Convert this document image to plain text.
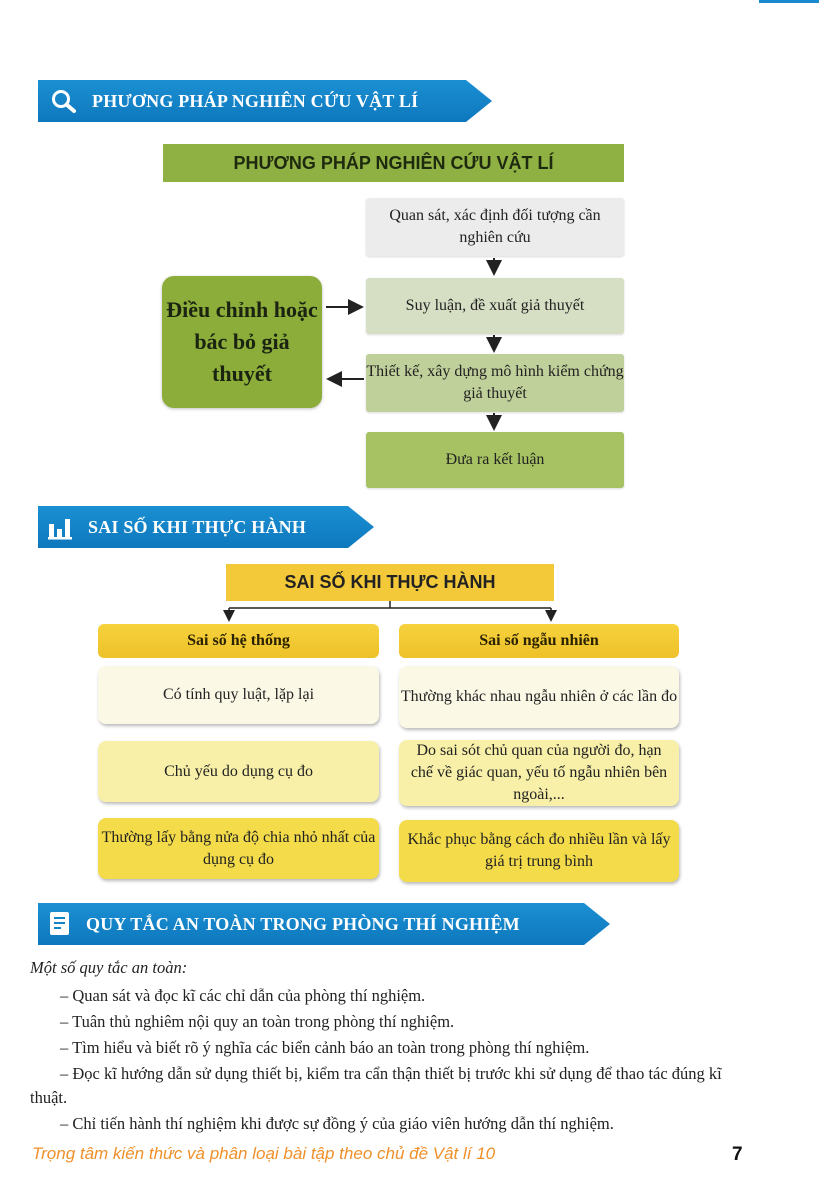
PHƯƠNG PHÁP NGHIÊN CỨU VẬT LÍ
PHƯƠNG PHÁP NGHIÊN CỨU VẬT LÍ
Quan sát, xác định đối tượng cần nghiên cứu
Suy luận, đề xuất giả thuyết
Thiết kế, xây dựng mô hình kiểm chứng giả thuyết
Đưa ra kết luận
Điều chỉnh hoặc bác bỏ giả thuyết
SAI SỐ KHI THỰC HÀNH
SAI SỐ KHI THỰC HÀNH
Sai số hệ thống	Sai số ngẫu nhiên
Có tính quy luật, lặp lại
Chủ yếu do dụng cụ đo
Thường lấy bằng nửa độ chia nhỏ nhất của dụng cụ đo
Thường khác nhau ngẫu nhiên ở các lần đo
Do sai sót chủ quan của người đo, hạn chế về giác quan, yếu tố ngẫu nhiên bên ngoài,...
Khắc phục bằng cách đo nhiều lần và lấy giá trị trung bình
QUY TẮC AN TOÀN TRONG PHÒNG THÍ NGHIỆM
Một số quy tắc an toàn:
– Quan sát và đọc kĩ các chỉ dẫn của phòng thí nghiệm.
– Tuân thủ nghiêm nội quy an toàn trong phòng thí nghiệm.
– Tìm hiểu và biết rõ ý nghĩa các biển cảnh báo an toàn trong phòng thí nghiệm.
– Đọc kĩ hướng dẫn sử dụng thiết bị, kiểm tra cẩn thận thiết bị trước khi sử dụng để thao tác đúng kĩ thuật.
– Chỉ tiến hành thí nghiệm khi được sự đồng ý của giáo viên hướng dẫn thí nghiệm.
Trọng tâm kiến thức và phân loại bài tập theo chủ đề Vật lí 10	7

________________________

→ GOAL OF THE EXERCISE
Transcribe the records verbatim and omit the images.

→ EXERCISE ANSWER
Convert this document image to plain text.
PHƯƠNG PHÁP NGHIÊN CỨU VẬT LÍ
PHƯƠNG PHÁP NGHIÊN CỨU VẬT LÍ
Quan sát, xác định đối tượng cần nghiên cứu
Suy luận, đề xuất giả thuyết
Thiết kế, xây dựng mô hình kiểm chứng giả thuyết
Đưa ra kết luận
Điều chỉnh hoặc bác bỏ giả thuyết
SAI SỐ KHI THỰC HÀNH
SAI SỐ KHI THỰC HÀNH
Sai số hệ thống	Sai số ngẫu nhiên
Có tính quy luật, lặp lại
Chủ yếu do dụng cụ đo
Thường lấy bằng nửa độ chia nhỏ nhất của dụng cụ đo
Thường khác nhau ngẫu nhiên ở các lần đo
Do sai sót chủ quan của người đo, hạn chế về giác quan, yếu tố ngẫu nhiên bên ngoài,...
Khắc phục bằng cách đo nhiều lần và lấy giá trị trung bình
QUY TẮC AN TOÀN TRONG PHÒNG THÍ NGHIỆM
Một số quy tắc an toàn:
– Quan sát và đọc kĩ các chỉ dẫn của phòng thí nghiệm.
– Tuân thủ nghiêm nội quy an toàn trong phòng thí nghiệm.
– Tìm hiểu và biết rõ ý nghĩa các biển cảnh báo an toàn trong phòng thí nghiệm.
– Đọc kĩ hướng dẫn sử dụng thiết bị, kiểm tra cẩn thận thiết bị trước khi sử dụng để thao tác đúng kĩ thuật.
– Chỉ tiến hành thí nghiệm khi được sự đồng ý của giáo viên hướng dẫn thí nghiệm.
Trọng tâm kiến thức và phân loại bài tập theo chủ đề Vật lí 10	7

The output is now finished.